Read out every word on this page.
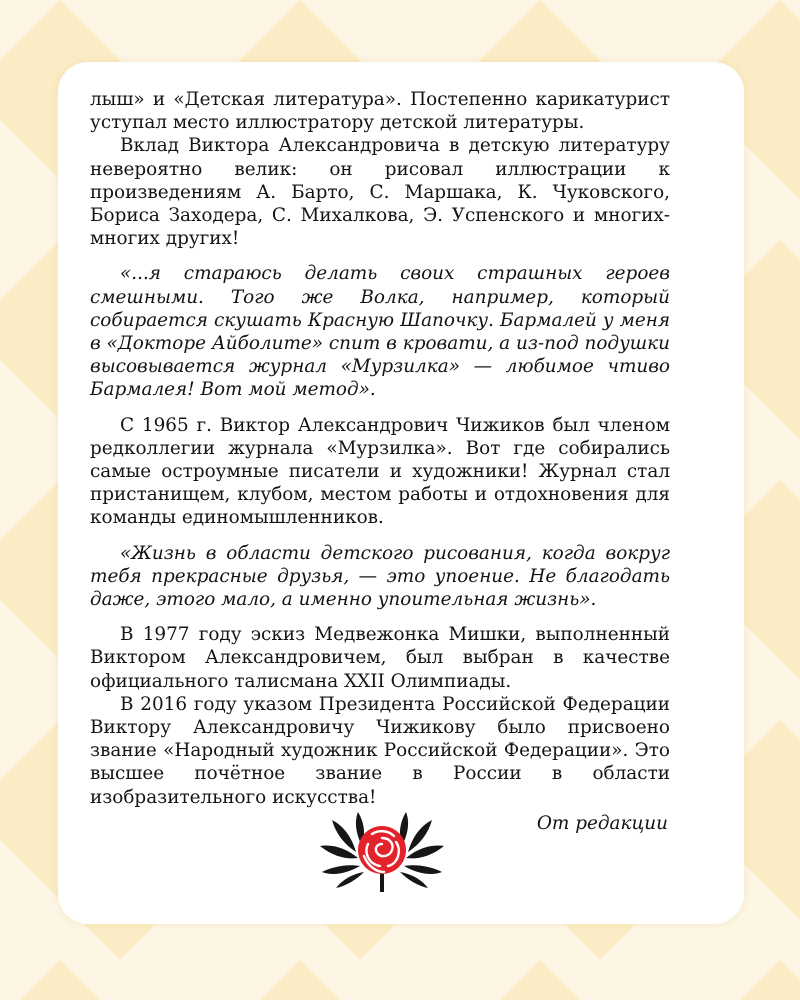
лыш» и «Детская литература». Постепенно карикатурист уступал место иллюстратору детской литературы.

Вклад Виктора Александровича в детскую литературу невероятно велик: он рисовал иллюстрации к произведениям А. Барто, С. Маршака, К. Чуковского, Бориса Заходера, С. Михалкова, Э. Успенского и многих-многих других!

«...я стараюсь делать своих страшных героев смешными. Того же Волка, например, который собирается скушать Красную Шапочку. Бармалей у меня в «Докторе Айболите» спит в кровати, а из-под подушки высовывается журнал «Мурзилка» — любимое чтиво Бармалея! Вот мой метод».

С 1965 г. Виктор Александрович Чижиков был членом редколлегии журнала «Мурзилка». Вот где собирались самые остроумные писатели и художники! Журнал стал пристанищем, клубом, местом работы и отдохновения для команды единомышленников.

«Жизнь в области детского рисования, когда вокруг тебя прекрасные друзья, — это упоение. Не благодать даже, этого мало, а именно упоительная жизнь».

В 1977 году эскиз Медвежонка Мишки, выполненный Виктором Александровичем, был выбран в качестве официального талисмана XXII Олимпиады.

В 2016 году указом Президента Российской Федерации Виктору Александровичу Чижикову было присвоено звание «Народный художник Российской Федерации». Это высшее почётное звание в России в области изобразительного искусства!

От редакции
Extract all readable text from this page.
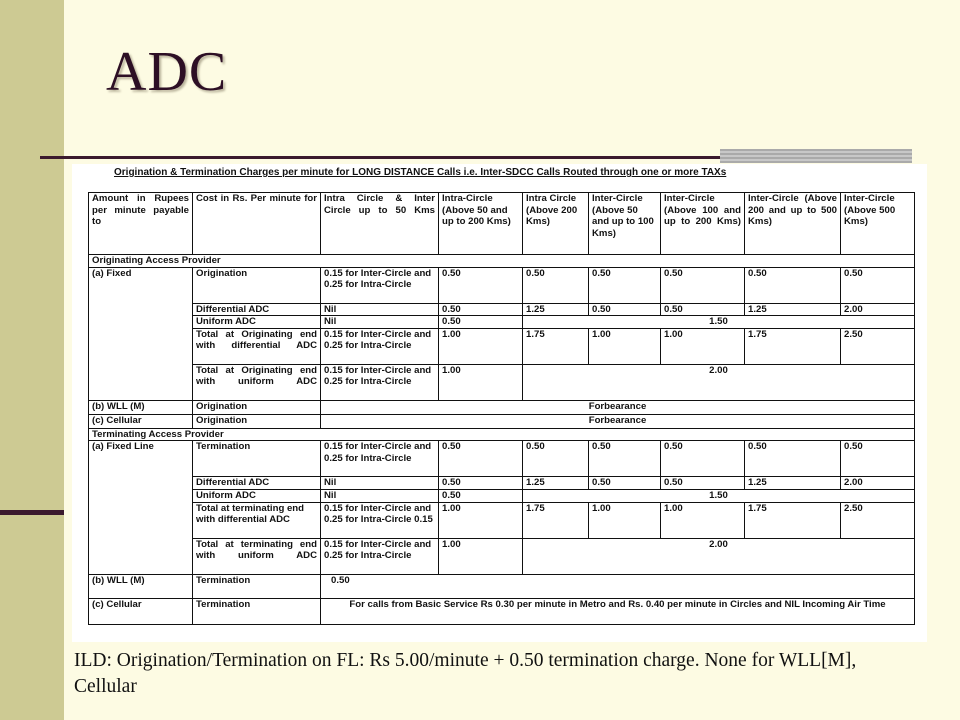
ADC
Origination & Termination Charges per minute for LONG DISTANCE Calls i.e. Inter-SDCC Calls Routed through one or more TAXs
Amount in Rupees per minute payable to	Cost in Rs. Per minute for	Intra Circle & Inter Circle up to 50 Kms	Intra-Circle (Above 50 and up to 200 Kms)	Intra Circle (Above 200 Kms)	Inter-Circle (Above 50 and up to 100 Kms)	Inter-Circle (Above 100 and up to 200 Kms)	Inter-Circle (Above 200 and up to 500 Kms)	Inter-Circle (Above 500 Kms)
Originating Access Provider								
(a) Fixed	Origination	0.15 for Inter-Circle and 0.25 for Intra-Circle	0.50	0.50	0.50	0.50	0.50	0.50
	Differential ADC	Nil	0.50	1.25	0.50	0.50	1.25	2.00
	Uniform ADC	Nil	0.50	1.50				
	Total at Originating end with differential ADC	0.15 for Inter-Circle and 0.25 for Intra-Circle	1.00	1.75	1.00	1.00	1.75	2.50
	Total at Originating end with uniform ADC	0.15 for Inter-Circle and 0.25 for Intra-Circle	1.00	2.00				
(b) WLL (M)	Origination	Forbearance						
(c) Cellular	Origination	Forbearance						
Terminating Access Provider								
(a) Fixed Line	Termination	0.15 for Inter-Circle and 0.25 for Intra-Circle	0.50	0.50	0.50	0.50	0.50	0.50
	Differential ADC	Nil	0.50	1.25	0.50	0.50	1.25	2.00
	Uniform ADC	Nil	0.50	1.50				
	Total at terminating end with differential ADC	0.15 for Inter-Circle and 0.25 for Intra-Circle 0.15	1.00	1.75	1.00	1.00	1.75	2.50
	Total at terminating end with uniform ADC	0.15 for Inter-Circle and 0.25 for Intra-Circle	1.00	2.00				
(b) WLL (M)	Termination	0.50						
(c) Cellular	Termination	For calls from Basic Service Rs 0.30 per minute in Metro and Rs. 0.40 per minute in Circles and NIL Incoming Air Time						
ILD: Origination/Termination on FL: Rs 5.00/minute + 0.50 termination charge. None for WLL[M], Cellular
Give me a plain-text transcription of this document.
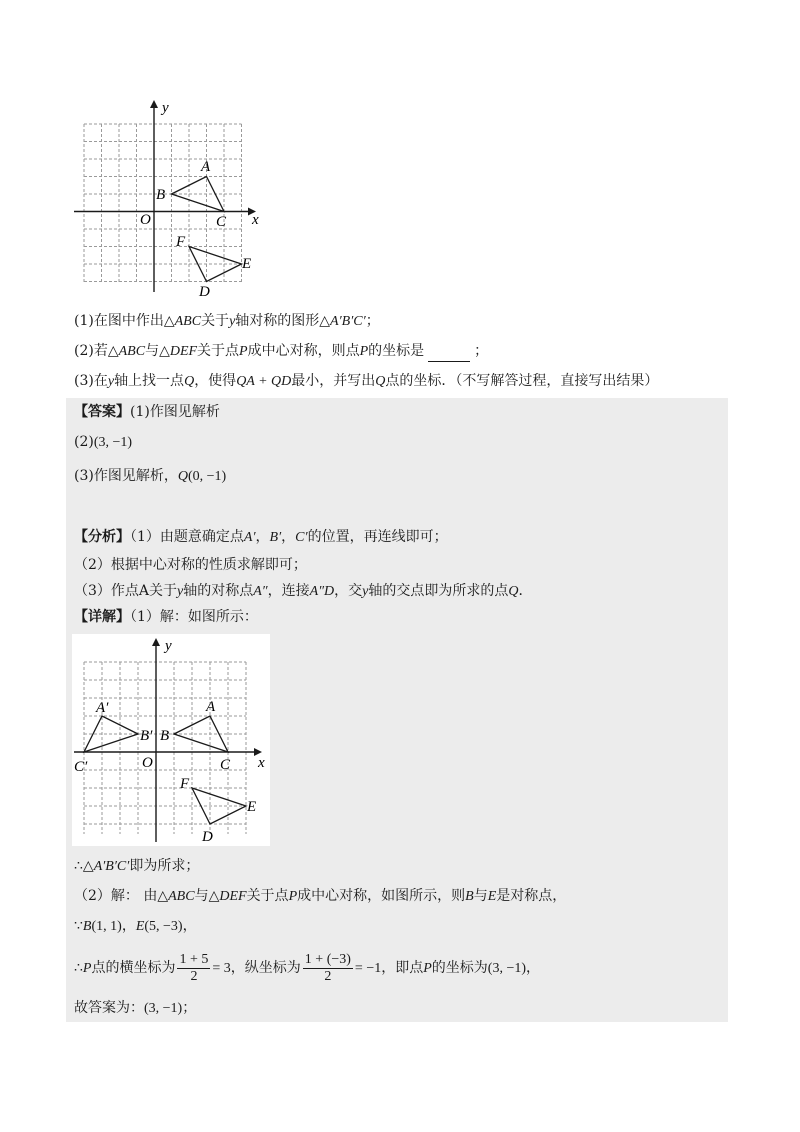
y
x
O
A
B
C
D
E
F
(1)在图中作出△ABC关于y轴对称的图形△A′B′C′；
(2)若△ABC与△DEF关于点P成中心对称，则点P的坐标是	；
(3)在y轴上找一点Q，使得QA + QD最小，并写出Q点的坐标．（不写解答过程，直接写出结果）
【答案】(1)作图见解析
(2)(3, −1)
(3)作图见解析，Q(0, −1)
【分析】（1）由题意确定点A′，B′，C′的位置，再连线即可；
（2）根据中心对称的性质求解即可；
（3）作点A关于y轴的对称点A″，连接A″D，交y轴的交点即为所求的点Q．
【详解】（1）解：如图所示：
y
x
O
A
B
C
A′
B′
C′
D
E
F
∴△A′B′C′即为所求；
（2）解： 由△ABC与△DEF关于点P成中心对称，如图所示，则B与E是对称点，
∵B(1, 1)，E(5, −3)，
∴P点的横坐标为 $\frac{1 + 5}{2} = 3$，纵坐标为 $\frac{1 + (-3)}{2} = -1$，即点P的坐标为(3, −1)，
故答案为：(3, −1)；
━━━━━━━━━━━━━━━━
> **Your task**:
Scan the listing above and copy all lines containing the word "ABC与".

> **Result of the task**:
(2)若△ABC与△DEF关于点P成中心对称，则点P的坐标是	；
（2）解： 由△ABC与△DEF关于点P成中心对称，如图所示，则B与E是对称点，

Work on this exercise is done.